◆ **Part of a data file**
···

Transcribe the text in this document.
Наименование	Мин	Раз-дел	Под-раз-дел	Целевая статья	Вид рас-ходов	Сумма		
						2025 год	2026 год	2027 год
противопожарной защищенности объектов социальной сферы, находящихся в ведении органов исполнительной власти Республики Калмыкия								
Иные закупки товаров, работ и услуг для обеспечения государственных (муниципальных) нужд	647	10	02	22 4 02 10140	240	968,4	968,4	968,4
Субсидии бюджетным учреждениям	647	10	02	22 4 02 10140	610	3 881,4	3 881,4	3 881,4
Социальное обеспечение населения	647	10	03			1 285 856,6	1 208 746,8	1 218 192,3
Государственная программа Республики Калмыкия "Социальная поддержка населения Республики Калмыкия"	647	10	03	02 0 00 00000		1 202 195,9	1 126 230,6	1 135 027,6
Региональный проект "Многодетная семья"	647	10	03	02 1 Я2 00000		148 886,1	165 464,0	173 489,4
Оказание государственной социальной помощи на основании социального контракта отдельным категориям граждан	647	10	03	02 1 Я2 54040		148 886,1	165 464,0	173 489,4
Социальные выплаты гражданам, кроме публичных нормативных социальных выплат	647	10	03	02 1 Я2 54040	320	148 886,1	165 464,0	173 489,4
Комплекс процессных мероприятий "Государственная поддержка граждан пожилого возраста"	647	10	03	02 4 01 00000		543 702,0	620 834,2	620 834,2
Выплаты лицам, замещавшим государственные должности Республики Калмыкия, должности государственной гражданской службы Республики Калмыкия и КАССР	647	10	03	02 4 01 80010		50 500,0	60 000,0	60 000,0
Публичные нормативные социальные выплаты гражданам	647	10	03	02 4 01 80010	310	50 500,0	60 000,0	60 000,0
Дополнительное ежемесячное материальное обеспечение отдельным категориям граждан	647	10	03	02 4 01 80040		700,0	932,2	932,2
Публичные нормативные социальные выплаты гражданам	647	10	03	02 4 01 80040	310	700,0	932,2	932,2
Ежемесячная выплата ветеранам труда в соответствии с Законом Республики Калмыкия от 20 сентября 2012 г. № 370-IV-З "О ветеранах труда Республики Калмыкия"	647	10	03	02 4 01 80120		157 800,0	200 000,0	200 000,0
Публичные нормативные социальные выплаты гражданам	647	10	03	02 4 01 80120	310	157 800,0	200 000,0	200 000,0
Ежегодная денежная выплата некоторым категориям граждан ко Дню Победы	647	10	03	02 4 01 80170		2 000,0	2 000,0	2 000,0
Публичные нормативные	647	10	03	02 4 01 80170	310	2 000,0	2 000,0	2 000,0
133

···

◆ **Written exercise**
Repeat the data above exactly.

◆ **Full answer**
Transcribe the text in this document.
Наименование	Мин	Раз-дел	Под-раз-дел	Целевая статья	Вид рас-ходов	Сумма		
						2025 год	2026 год	2027 год
противопожарной защищенности объектов социальной сферы, находящихся в ведении органов исполнительной власти Республики Калмыкия								
Иные закупки товаров, работ и услуг для обеспечения государственных (муниципальных) нужд	647	10	02	22 4 02 10140	240	968,4	968,4	968,4
Субсидии бюджетным учреждениям	647	10	02	22 4 02 10140	610	3 881,4	3 881,4	3 881,4
Социальное обеспечение населения	647	10	03			1 285 856,6	1 208 746,8	1 218 192,3
Государственная программа Республики Калмыкия "Социальная поддержка населения Республики Калмыкия"	647	10	03	02 0 00 00000		1 202 195,9	1 126 230,6	1 135 027,6
Региональный проект "Многодетная семья"	647	10	03	02 1 Я2 00000		148 886,1	165 464,0	173 489,4
Оказание государственной социальной помощи на основании социального контракта отдельным категориям граждан	647	10	03	02 1 Я2 54040		148 886,1	165 464,0	173 489,4
Социальные выплаты гражданам, кроме публичных нормативных социальных выплат	647	10	03	02 1 Я2 54040	320	148 886,1	165 464,0	173 489,4
Комплекс процессных мероприятий "Государственная поддержка граждан пожилого возраста"	647	10	03	02 4 01 00000		543 702,0	620 834,2	620 834,2
Выплаты лицам, замещавшим государственные должности Республики Калмыкия, должности государственной гражданской службы Республики Калмыкия и КАССР	647	10	03	02 4 01 80010		50 500,0	60 000,0	60 000,0
Публичные нормативные социальные выплаты гражданам	647	10	03	02 4 01 80010	310	50 500,0	60 000,0	60 000,0
Дополнительное ежемесячное материальное обеспечение отдельным категориям граждан	647	10	03	02 4 01 80040		700,0	932,2	932,2
Публичные нормативные социальные выплаты гражданам	647	10	03	02 4 01 80040	310	700,0	932,2	932,2
Ежемесячная выплата ветеранам труда в соответствии с Законом Республики Калмыкия от 20 сентября 2012 г. № 370-IV-З "О ветеранах труда Республики Калмыкия"	647	10	03	02 4 01 80120		157 800,0	200 000,0	200 000,0
Публичные нормативные социальные выплаты гражданам	647	10	03	02 4 01 80120	310	157 800,0	200 000,0	200 000,0
Ежегодная денежная выплата некоторым категориям граждан ко Дню Победы	647	10	03	02 4 01 80170		2 000,0	2 000,0	2 000,0
Публичные нормативные	647	10	03	02 4 01 80170	310	2 000,0	2 000,0	2 000,0
133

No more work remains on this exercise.